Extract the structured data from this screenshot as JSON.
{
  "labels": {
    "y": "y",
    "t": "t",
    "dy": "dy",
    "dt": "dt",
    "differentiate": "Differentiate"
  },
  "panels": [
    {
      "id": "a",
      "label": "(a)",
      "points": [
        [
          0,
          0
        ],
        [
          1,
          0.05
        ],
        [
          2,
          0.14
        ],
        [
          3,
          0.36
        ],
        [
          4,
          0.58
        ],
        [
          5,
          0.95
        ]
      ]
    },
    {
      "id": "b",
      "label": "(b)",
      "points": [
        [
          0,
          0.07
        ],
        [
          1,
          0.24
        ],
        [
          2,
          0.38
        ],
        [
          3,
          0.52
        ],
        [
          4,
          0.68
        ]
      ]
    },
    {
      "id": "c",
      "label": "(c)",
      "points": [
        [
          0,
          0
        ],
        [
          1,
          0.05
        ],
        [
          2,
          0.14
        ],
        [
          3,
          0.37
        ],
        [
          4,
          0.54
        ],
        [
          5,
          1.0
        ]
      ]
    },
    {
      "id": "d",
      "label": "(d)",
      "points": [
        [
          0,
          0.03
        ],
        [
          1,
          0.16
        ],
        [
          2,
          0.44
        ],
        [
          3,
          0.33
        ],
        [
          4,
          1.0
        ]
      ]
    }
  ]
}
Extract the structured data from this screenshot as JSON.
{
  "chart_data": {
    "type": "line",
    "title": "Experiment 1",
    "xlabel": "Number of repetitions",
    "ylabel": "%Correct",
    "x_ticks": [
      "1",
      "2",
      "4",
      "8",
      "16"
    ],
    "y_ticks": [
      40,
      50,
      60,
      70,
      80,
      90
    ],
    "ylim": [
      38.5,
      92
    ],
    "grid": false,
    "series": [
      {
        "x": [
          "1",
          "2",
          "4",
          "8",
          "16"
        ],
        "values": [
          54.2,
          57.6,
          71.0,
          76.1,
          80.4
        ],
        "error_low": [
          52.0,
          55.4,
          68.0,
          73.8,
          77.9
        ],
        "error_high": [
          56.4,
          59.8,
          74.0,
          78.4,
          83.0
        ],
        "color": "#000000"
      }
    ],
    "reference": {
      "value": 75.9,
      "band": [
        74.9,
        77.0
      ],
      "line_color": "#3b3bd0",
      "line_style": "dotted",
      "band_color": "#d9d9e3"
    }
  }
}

● ● ● ● ●

■ **Aim of the exercise**
Reproduce the listing above verbatim, from first line to last.

■ **Solution to this task**
Extract the structured data from this screenshot as JSON.
{
  "labels": {
    "y": "y",
    "t": "t",
    "dy": "dy",
    "dt": "dt",
    "differentiate": "Differentiate"
  },
  "panels": [
    {
      "id": "a",
      "label": "(a)",
      "points": [
        [
          0,
          0
        ],
        [
          1,
          0.05
        ],
        [
          2,
          0.14
        ],
        [
          3,
          0.36
        ],
        [
          4,
          0.58
        ],
        [
          5,
          0.95
        ]
      ]
    },
    {
      "id": "b",
      "label": "(b)",
      "points": [
        [
          0,
          0.07
        ],
        [
          1,
          0.24
        ],
        [
          2,
          0.38
        ],
        [
          3,
          0.52
        ],
        [
          4,
          0.68
        ]
      ]
    },
    {
      "id": "c",
      "label": "(c)",
      "points": [
        [
          0,
          0
        ],
        [
          1,
          0.05
        ],
        [
          2,
          0.14
        ],
        [
          3,
          0.37
        ],
        [
          4,
          0.54
        ],
        [
          5,
          1.0
        ]
      ]
    },
    {
      "id": "d",
      "label": "(d)",
      "points": [
        [
          0,
          0.03
        ],
        [
          1,
          0.16
        ],
        [
          2,
          0.44
        ],
        [
          3,
          0.33
        ],
        [
          4,
          1.0
        ]
      ]
    }
  ]
}
Extract the structured data from this screenshot as JSON.
{
  "chart_data": {
    "type": "line",
    "title": "Experiment 1",
    "xlabel": "Number of repetitions",
    "ylabel": "%Correct",
    "x_ticks": [
      "1",
      "2",
      "4",
      "8",
      "16"
    ],
    "y_ticks": [
      40,
      50,
      60,
      70,
      80,
      90
    ],
    "ylim": [
      38.5,
      92
    ],
    "grid": false,
    "series": [
      {
        "x": [
          "1",
          "2",
          "4",
          "8",
          "16"
        ],
        "values": [
          54.2,
          57.6,
          71.0,
          76.1,
          80.4
        ],
        "error_low": [
          52.0,
          55.4,
          68.0,
          73.8,
          77.9
        ],
        "error_high": [
          56.4,
          59.8,
          74.0,
          78.4,
          83.0
        ],
        "color": "#000000"
      }
    ],
    "reference": {
      "value": 75.9,
      "band": [
        74.9,
        77.0
      ],
      "line_color": "#3b3bd0",
      "line_style": "dotted",
      "band_color": "#d9d9e3"
    }
  }
}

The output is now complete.